## WHAT IS ASKED:
Lines containing "slight" are to be counted. Report the count alone.

━━ INFORMATION SUPPLIED ━━

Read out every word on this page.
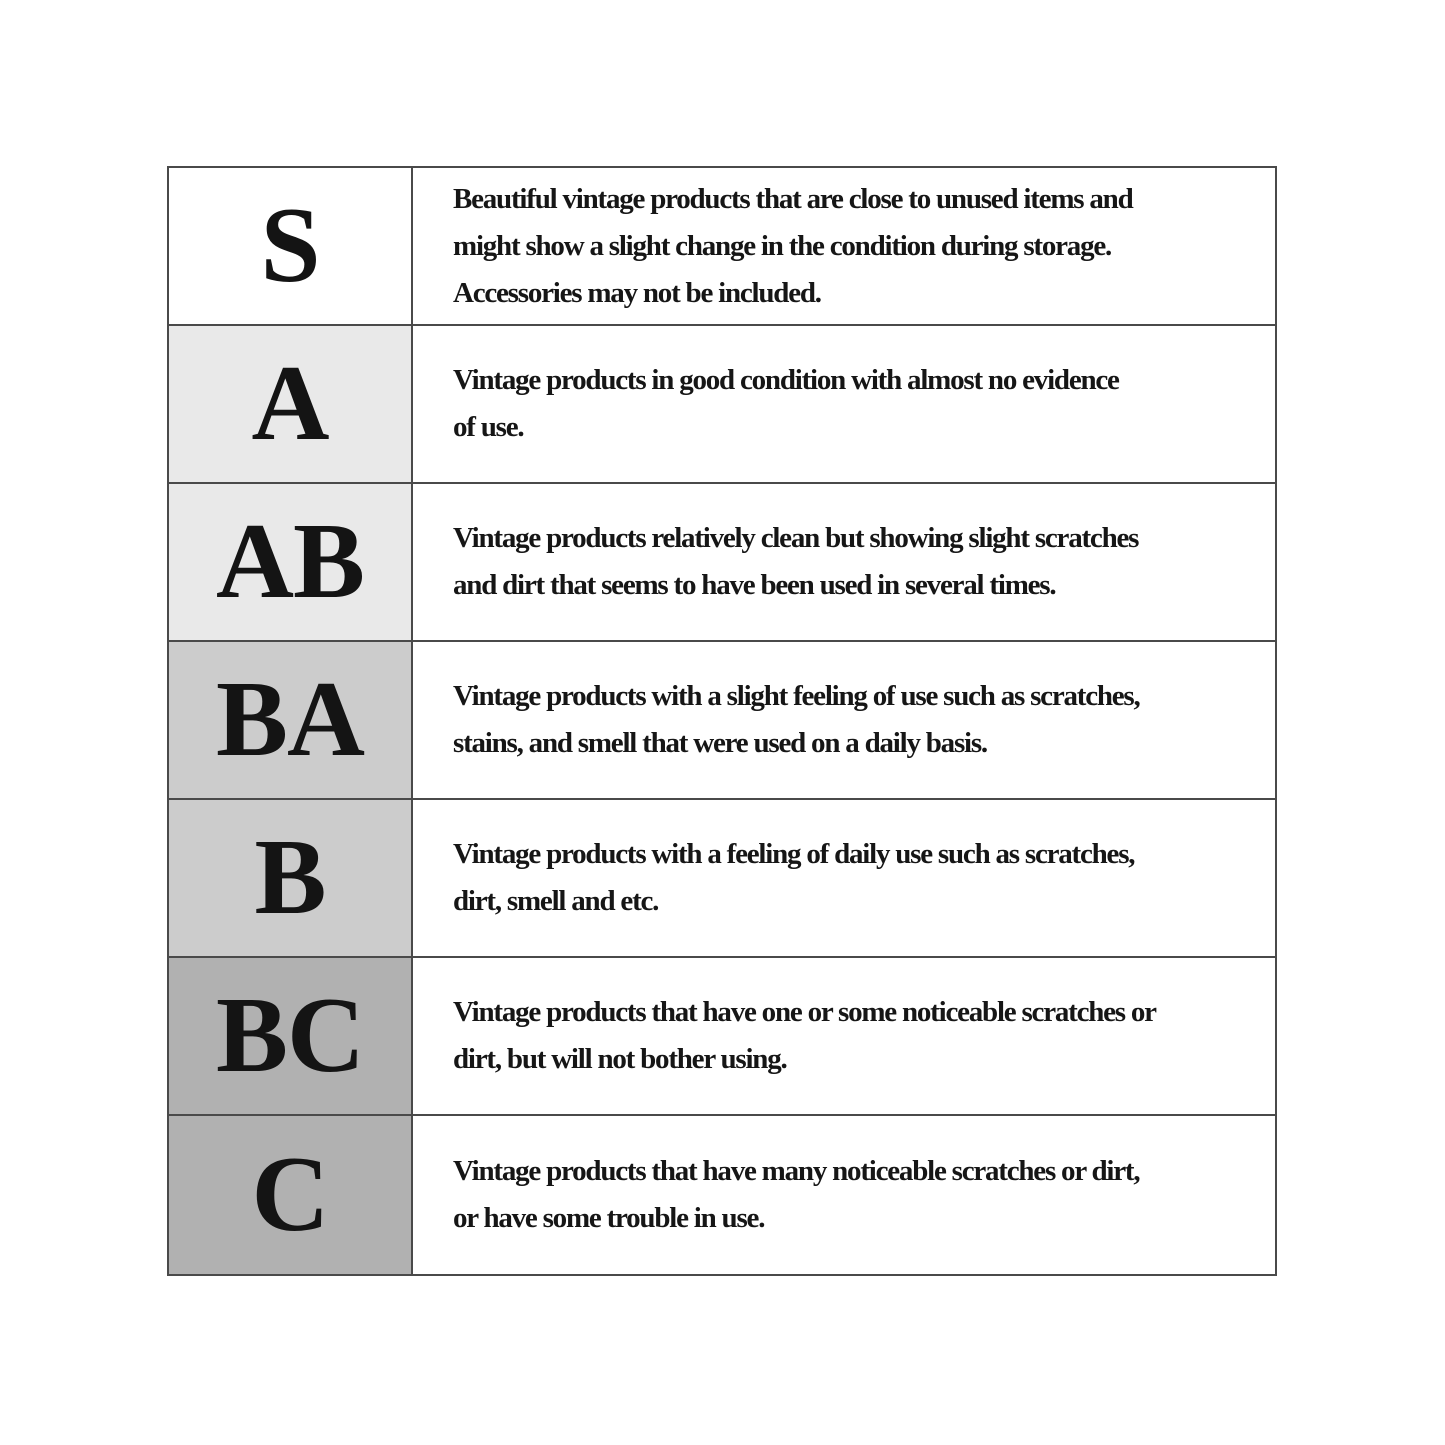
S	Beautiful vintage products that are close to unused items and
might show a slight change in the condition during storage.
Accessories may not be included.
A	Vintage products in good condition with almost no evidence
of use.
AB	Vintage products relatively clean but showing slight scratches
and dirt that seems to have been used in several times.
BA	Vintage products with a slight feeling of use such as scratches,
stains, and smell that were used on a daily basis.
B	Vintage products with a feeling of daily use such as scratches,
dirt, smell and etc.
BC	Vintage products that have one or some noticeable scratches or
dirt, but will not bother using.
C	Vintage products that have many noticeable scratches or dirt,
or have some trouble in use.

━━━

## REPLY TO THE TASK:
3